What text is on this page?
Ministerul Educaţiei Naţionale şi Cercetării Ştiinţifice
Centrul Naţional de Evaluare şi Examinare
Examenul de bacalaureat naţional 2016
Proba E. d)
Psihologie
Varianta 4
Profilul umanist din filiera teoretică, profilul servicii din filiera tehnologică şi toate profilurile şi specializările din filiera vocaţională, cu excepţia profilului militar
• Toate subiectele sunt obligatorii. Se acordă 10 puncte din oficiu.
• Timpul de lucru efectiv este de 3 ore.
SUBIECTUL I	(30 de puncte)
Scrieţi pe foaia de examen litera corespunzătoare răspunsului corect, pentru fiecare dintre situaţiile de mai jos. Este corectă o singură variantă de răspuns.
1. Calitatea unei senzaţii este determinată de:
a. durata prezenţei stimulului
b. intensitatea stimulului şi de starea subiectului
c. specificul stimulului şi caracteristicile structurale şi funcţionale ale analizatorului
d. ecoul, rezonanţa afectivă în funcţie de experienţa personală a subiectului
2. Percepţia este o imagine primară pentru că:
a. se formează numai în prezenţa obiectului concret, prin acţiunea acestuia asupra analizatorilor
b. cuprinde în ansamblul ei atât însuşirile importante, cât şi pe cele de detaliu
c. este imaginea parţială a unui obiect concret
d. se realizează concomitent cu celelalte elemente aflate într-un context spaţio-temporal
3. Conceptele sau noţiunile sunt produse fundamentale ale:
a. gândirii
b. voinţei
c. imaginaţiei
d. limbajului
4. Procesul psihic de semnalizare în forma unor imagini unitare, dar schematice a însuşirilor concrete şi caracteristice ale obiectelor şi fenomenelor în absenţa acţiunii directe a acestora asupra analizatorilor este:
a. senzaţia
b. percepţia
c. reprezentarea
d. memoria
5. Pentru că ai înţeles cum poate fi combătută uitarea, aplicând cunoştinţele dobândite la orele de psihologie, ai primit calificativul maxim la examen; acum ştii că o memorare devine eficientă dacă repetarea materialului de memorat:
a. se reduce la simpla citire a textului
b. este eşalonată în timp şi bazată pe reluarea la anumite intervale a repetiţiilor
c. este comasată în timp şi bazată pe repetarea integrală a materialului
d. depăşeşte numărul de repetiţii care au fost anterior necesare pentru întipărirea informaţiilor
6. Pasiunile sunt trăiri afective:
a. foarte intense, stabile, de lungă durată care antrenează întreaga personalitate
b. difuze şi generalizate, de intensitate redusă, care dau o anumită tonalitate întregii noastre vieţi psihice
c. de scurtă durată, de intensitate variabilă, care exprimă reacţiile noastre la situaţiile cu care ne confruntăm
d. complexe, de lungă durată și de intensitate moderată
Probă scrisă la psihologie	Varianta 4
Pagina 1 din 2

----

▸ Task directions
Every record above needs to be repeated word for word.

▸ Result for this task
What text is on this page?
Ministerul Educaţiei Naţionale şi Cercetării Ştiinţifice
Centrul Naţional de Evaluare şi Examinare
Examenul de bacalaureat naţional 2016
Proba E. d)
Psihologie
Varianta 4
Profilul umanist din filiera teoretică, profilul servicii din filiera tehnologică şi toate profilurile şi specializările din filiera vocaţională, cu excepţia profilului militar
• Toate subiectele sunt obligatorii. Se acordă 10 puncte din oficiu.
• Timpul de lucru efectiv este de 3 ore.
SUBIECTUL I	(30 de puncte)
Scrieţi pe foaia de examen litera corespunzătoare răspunsului corect, pentru fiecare dintre situaţiile de mai jos. Este corectă o singură variantă de răspuns.
1. Calitatea unei senzaţii este determinată de:
a. durata prezenţei stimulului
b. intensitatea stimulului şi de starea subiectului
c. specificul stimulului şi caracteristicile structurale şi funcţionale ale analizatorului
d. ecoul, rezonanţa afectivă în funcţie de experienţa personală a subiectului
2. Percepţia este o imagine primară pentru că:
a. se formează numai în prezenţa obiectului concret, prin acţiunea acestuia asupra analizatorilor
b. cuprinde în ansamblul ei atât însuşirile importante, cât şi pe cele de detaliu
c. este imaginea parţială a unui obiect concret
d. se realizează concomitent cu celelalte elemente aflate într-un context spaţio-temporal
3. Conceptele sau noţiunile sunt produse fundamentale ale:
a. gândirii
b. voinţei
c. imaginaţiei
d. limbajului
4. Procesul psihic de semnalizare în forma unor imagini unitare, dar schematice a însuşirilor concrete şi caracteristice ale obiectelor şi fenomenelor în absenţa acţiunii directe a acestora asupra analizatorilor este:
a. senzaţia
b. percepţia
c. reprezentarea
d. memoria
5. Pentru că ai înţeles cum poate fi combătută uitarea, aplicând cunoştinţele dobândite la orele de psihologie, ai primit calificativul maxim la examen; acum ştii că o memorare devine eficientă dacă repetarea materialului de memorat:
a. se reduce la simpla citire a textului
b. este eşalonată în timp şi bazată pe reluarea la anumite intervale a repetiţiilor
c. este comasată în timp şi bazată pe repetarea integrală a materialului
d. depăşeşte numărul de repetiţii care au fost anterior necesare pentru întipărirea informaţiilor
6. Pasiunile sunt trăiri afective:
a. foarte intense, stabile, de lungă durată care antrenează întreaga personalitate
b. difuze şi generalizate, de intensitate redusă, care dau o anumită tonalitate întregii noastre vieţi psihice
c. de scurtă durată, de intensitate variabilă, care exprimă reacţiile noastre la situaţiile cu care ne confruntăm
d. complexe, de lungă durată și de intensitate moderată
Probă scrisă la psihologie	Varianta 4
Pagina 1 din 2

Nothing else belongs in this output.